Granulocyte macrophage colony stimulating factor induced changes in cellular adhesion molecule expression and adhesion to endothelium: in‐vitro and in‐vivo studies in man

Summary The administration of recombinant human granulocyte‐macrophage colony‐stimulating factor (rhGM‐CSF) causes a transient leucopenia. Radionuclide labelling studies showed this to be due to margination of neutrophils and monocytes predominantly in the pulmonary vasculature. No evidence of complement activation was found. A rapid in‐vivo rise in neutrophil cellular adhesion molecule (CAM) expression was observed paralleling the development of the neutropenia. Neutrophils exposed to rhGM‐CSF in‐vitro showed similar rapid increases in CAM expression. The adherence of chromium‐labelled neutrophils to endothelial cell cultures was modestly but highly significantly increased by rhGM‐CSF, an effect that was reduced by the binding of a monoclonal antibody to the beta chain of neutrophil CAM. The margination of phagocytic cells induced by rhGM‐CSF administration is therefore likely to be due at least in part to increased expression of adhesion promoting glycoproteins. The demargination, however, occurred at a time when neutrophil CAM expression was still high, suggesting that dissociation of the neutrophil‐endothelial cell interaction depends on factors other than downregulation of CAM expression. In‐vivo modulation of phagocyte CAMS and adhesive properties by GM‐CSF may be of importance in the normal inflammatory response.

Records shown:
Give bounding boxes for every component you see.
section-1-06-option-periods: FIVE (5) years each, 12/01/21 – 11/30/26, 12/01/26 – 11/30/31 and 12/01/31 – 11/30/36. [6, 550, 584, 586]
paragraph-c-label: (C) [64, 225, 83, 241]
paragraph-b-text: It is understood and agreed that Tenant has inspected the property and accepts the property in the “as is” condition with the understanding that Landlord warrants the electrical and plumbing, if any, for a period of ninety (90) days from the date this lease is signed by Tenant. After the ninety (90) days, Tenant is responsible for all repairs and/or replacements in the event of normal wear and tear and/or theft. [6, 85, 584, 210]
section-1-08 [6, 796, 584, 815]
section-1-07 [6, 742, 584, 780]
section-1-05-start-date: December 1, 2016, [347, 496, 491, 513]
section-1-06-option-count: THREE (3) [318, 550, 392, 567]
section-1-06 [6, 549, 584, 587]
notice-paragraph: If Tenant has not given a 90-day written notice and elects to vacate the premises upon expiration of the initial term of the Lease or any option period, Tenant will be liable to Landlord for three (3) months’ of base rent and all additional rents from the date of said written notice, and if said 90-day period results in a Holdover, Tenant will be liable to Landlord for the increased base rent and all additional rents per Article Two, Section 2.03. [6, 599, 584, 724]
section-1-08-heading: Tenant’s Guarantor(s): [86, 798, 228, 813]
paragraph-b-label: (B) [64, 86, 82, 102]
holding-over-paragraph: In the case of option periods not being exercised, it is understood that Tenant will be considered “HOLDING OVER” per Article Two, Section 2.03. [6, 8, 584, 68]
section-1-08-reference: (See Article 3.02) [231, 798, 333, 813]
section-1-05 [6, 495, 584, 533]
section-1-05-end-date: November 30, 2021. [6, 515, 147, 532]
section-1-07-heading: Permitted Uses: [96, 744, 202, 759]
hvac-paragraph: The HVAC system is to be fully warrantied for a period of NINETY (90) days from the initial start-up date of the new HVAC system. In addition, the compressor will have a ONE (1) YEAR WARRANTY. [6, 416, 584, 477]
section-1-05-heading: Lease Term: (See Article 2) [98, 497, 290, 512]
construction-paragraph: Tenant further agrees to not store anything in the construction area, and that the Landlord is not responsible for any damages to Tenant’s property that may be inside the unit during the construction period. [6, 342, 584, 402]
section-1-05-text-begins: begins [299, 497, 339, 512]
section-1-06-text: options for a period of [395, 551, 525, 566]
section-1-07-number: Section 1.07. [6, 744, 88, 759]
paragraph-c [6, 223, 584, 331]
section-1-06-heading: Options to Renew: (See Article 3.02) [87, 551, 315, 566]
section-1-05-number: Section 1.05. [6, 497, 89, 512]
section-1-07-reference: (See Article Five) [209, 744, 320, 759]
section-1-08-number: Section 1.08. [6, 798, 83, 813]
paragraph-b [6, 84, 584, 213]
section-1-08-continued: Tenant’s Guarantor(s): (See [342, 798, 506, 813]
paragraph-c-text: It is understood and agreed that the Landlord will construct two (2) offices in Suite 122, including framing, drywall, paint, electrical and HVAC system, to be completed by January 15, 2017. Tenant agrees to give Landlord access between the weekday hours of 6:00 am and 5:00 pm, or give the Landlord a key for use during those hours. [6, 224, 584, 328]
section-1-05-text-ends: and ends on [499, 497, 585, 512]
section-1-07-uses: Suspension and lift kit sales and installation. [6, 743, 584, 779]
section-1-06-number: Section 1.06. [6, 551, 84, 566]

Required action:
Do the following statements agree with the abstract on rhGM-CSF and adhesion molecules above? Answer each with yes or no and quote the deciding words from the abstract.
(a) The neutrophils and monocytes marginated mainly in the pulmonary vasculature.
(b) The studies found evidence that complement was activated.
(c) Demargination happened after neutrophil CAM expression had fallen back down.

Solution to the problem:
(a) Yes: "margination of neutrophils and monocytes predominantly in the pulmonary vasculature."
(b) No: "No evidence of complement activation was found."
(c) No: "The demargination, however, occurred at a time when neutrophil CAM expression was still high"